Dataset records
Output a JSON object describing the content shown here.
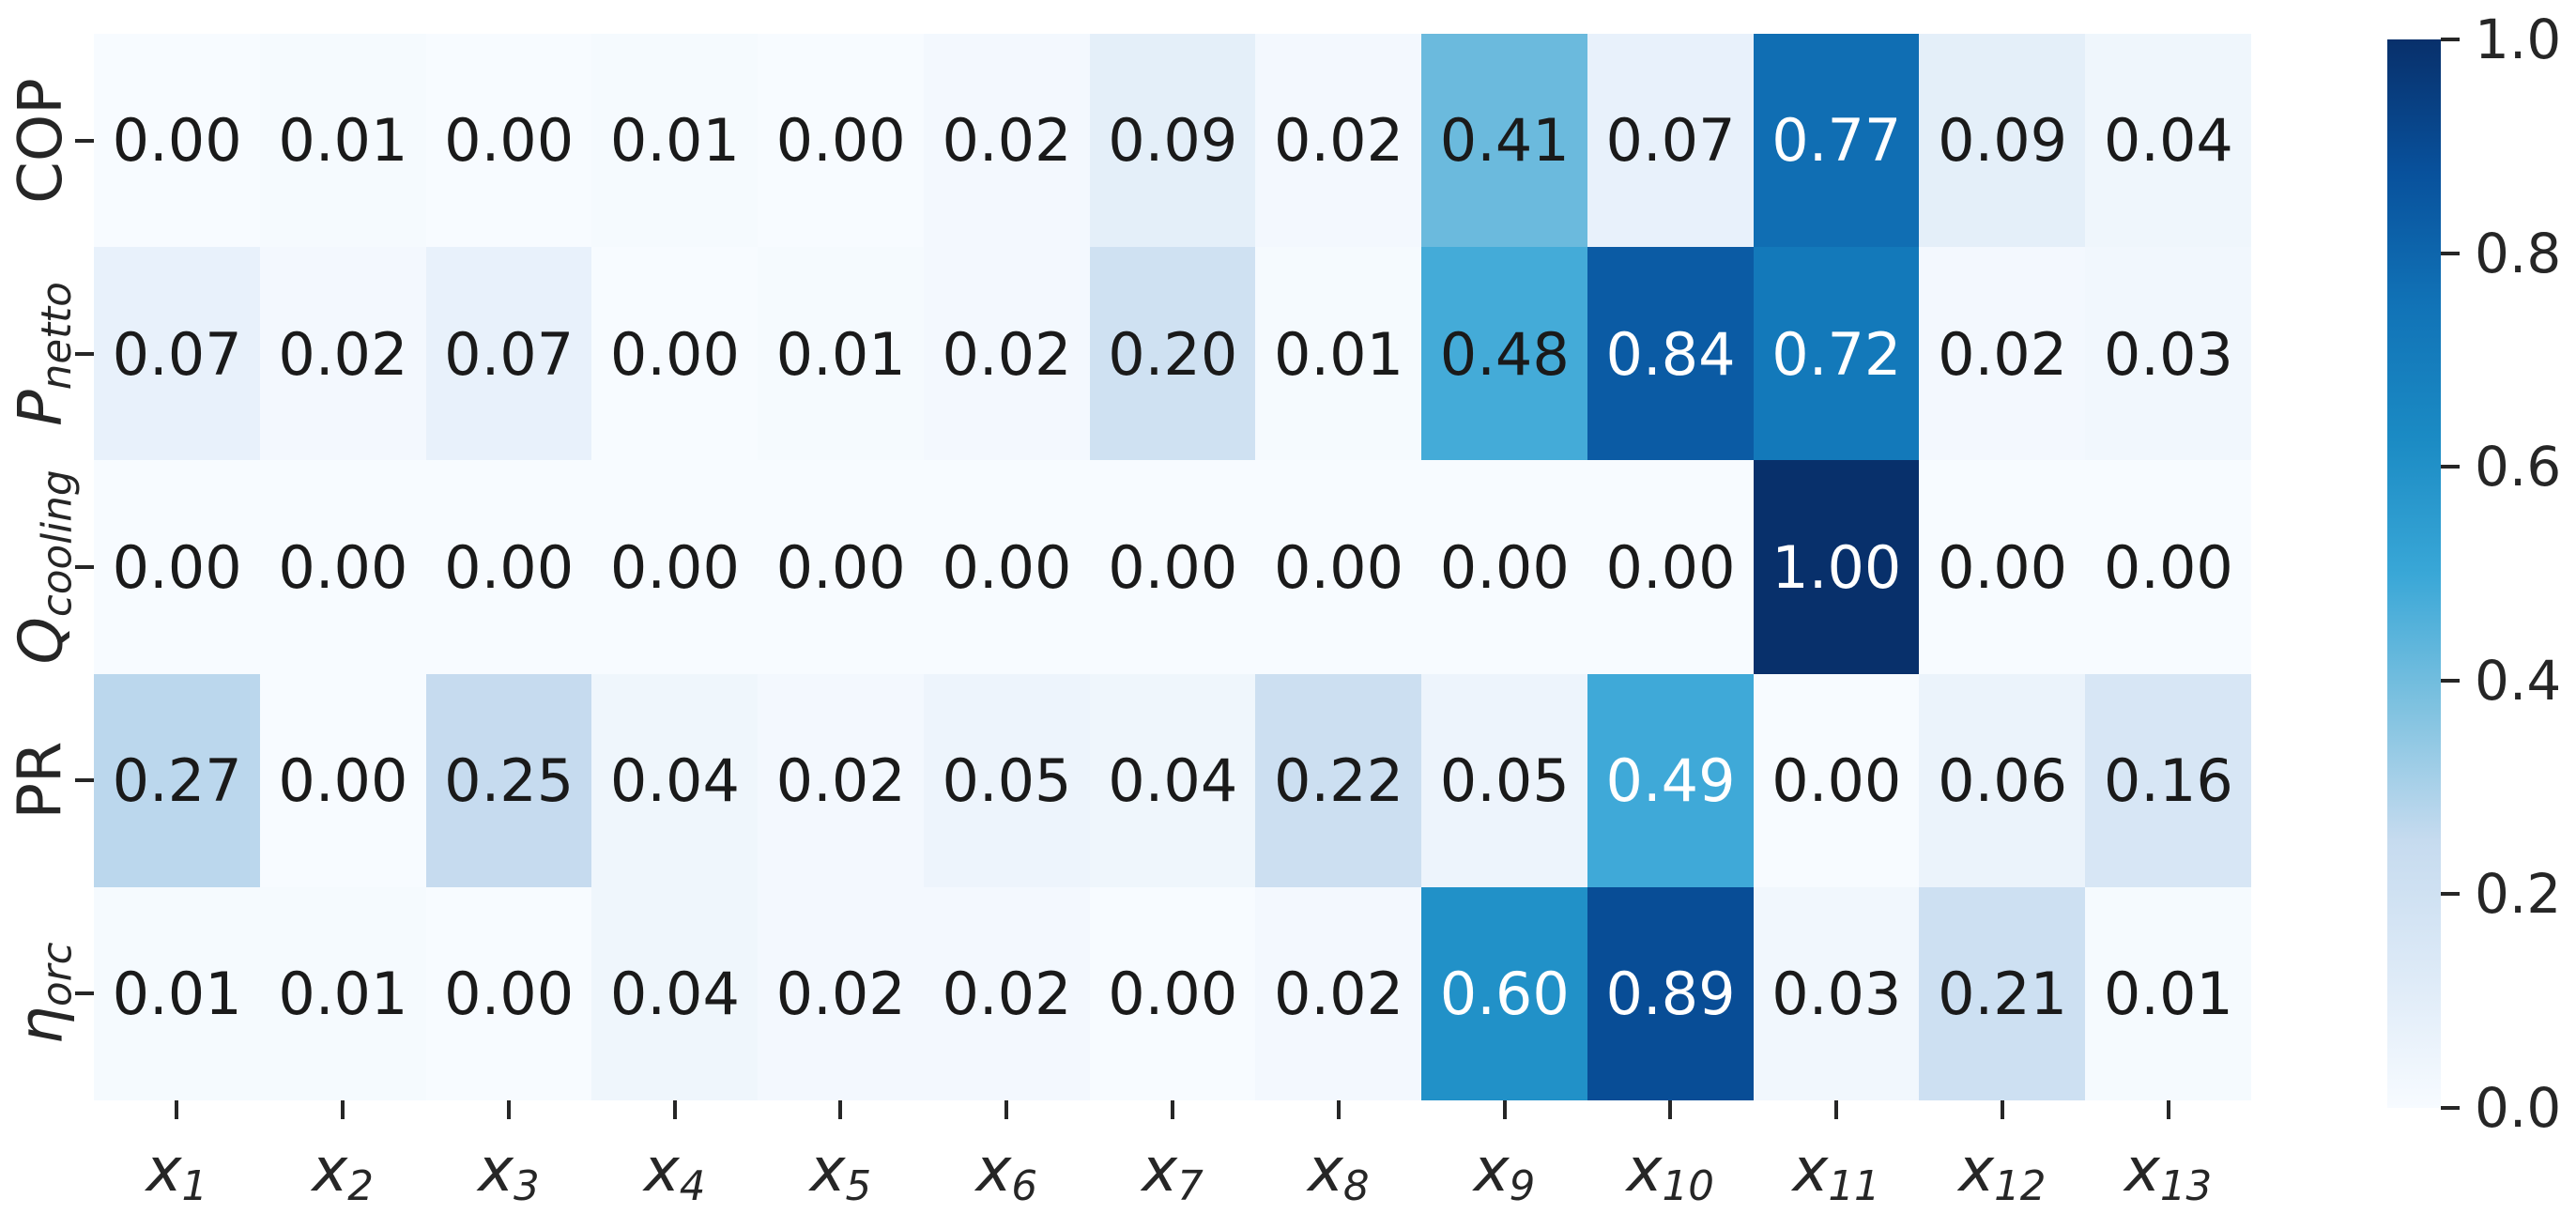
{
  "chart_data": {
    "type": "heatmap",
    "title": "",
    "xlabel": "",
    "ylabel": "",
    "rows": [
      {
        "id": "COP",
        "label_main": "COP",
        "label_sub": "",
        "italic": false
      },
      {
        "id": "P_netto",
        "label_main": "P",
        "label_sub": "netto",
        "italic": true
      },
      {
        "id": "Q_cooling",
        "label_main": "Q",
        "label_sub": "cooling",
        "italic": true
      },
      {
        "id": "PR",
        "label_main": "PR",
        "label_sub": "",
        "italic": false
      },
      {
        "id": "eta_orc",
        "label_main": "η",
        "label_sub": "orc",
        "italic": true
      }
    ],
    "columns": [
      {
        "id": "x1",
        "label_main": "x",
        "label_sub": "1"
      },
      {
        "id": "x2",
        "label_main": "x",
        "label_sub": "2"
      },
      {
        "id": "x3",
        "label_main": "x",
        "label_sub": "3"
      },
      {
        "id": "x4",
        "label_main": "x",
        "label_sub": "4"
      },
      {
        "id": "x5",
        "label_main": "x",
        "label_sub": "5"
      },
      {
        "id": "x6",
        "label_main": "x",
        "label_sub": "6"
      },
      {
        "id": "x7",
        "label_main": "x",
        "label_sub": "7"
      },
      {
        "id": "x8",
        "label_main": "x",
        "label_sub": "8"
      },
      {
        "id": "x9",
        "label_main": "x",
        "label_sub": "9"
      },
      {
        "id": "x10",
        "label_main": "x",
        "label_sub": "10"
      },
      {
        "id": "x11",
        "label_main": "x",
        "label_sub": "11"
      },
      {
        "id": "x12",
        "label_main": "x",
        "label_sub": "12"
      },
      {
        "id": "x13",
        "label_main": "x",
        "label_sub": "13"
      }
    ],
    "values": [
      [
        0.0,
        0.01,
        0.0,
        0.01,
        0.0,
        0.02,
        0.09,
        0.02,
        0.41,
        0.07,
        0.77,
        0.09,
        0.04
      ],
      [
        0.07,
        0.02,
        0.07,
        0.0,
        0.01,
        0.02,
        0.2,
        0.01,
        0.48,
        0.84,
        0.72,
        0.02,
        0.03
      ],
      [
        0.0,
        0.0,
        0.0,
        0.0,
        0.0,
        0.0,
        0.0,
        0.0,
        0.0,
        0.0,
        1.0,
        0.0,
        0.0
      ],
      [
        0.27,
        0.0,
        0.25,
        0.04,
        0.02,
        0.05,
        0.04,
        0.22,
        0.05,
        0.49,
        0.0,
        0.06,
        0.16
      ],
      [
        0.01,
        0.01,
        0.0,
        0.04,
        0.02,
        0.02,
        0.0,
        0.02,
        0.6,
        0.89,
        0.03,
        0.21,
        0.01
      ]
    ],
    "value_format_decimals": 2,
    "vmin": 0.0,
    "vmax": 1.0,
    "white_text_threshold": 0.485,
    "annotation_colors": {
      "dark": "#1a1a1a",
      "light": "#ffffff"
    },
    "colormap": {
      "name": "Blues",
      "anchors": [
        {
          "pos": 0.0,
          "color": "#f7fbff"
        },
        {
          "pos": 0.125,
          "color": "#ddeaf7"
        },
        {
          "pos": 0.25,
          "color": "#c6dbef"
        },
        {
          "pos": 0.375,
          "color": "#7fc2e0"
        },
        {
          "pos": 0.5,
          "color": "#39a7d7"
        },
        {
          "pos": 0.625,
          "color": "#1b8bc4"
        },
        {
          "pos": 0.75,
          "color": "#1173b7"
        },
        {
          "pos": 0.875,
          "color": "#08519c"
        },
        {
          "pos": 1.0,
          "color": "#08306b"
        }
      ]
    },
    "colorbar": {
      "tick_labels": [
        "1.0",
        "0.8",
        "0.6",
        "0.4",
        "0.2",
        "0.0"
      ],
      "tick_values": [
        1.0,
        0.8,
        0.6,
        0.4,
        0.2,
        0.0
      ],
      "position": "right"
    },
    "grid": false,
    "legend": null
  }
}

### Short exercise
Omit every picture, then reproduce the rest of the listing exactly.

### Result of the task
Output a JSON object describing the content shown here.
{
  "chart_data": {
    "type": "heatmap",
    "title": "",
    "xlabel": "",
    "ylabel": "",
    "rows": [
      {
        "id": "COP",
        "label_main": "COP",
        "label_sub": "",
        "italic": false
      },
      {
        "id": "P_netto",
        "label_main": "P",
        "label_sub": "netto",
        "italic": true
      },
      {
        "id": "Q_cooling",
        "label_main": "Q",
        "label_sub": "cooling",
        "italic": true
      },
      {
        "id": "PR",
        "label_main": "PR",
        "label_sub": "",
        "italic": false
      },
      {
        "id": "eta_orc",
        "label_main": "η",
        "label_sub": "orc",
        "italic": true
      }
    ],
    "columns": [
      {
        "id": "x1",
        "label_main": "x",
        "label_sub": "1"
      },
      {
        "id": "x2",
        "label_main": "x",
        "label_sub": "2"
      },
      {
        "id": "x3",
        "label_main": "x",
        "label_sub": "3"
      },
      {
        "id": "x4",
        "label_main": "x",
        "label_sub": "4"
      },
      {
        "id": "x5",
        "label_main": "x",
        "label_sub": "5"
      },
      {
        "id": "x6",
        "label_main": "x",
        "label_sub": "6"
      },
      {
        "id": "x7",
        "label_main": "x",
        "label_sub": "7"
      },
      {
        "id": "x8",
        "label_main": "x",
        "label_sub": "8"
      },
      {
        "id": "x9",
        "label_main": "x",
        "label_sub": "9"
      },
      {
        "id": "x10",
        "label_main": "x",
        "label_sub": "10"
      },
      {
        "id": "x11",
        "label_main": "x",
        "label_sub": "11"
      },
      {
        "id": "x12",
        "label_main": "x",
        "label_sub": "12"
      },
      {
        "id": "x13",
        "label_main": "x",
        "label_sub": "13"
      }
    ],
    "values": [
      [
        0.0,
        0.01,
        0.0,
        0.01,
        0.0,
        0.02,
        0.09,
        0.02,
        0.41,
        0.07,
        0.77,
        0.09,
        0.04
      ],
      [
        0.07,
        0.02,
        0.07,
        0.0,
        0.01,
        0.02,
        0.2,
        0.01,
        0.48,
        0.84,
        0.72,
        0.02,
        0.03
      ],
      [
        0.0,
        0.0,
        0.0,
        0.0,
        0.0,
        0.0,
        0.0,
        0.0,
        0.0,
        0.0,
        1.0,
        0.0,
        0.0
      ],
      [
        0.27,
        0.0,
        0.25,
        0.04,
        0.02,
        0.05,
        0.04,
        0.22,
        0.05,
        0.49,
        0.0,
        0.06,
        0.16
      ],
      [
        0.01,
        0.01,
        0.0,
        0.04,
        0.02,
        0.02,
        0.0,
        0.02,
        0.6,
        0.89,
        0.03,
        0.21,
        0.01
      ]
    ],
    "value_format_decimals": 2,
    "vmin": 0.0,
    "vmax": 1.0,
    "white_text_threshold": 0.485,
    "annotation_colors": {
      "dark": "#1a1a1a",
      "light": "#ffffff"
    },
    "colormap": {
      "name": "Blues",
      "anchors": [
        {
          "pos": 0.0,
          "color": "#f7fbff"
        },
        {
          "pos": 0.125,
          "color": "#ddeaf7"
        },
        {
          "pos": 0.25,
          "color": "#c6dbef"
        },
        {
          "pos": 0.375,
          "color": "#7fc2e0"
        },
        {
          "pos": 0.5,
          "color": "#39a7d7"
        },
        {
          "pos": 0.625,
          "color": "#1b8bc4"
        },
        {
          "pos": 0.75,
          "color": "#1173b7"
        },
        {
          "pos": 0.875,
          "color": "#08519c"
        },
        {
          "pos": 1.0,
          "color": "#08306b"
        }
      ]
    },
    "colorbar": {
      "tick_labels": [
        "1.0",
        "0.8",
        "0.6",
        "0.4",
        "0.2",
        "0.0"
      ],
      "tick_values": [
        1.0,
        0.8,
        0.6,
        0.4,
        0.2,
        0.0
      ],
      "position": "right"
    },
    "grid": false,
    "legend": null
  }
}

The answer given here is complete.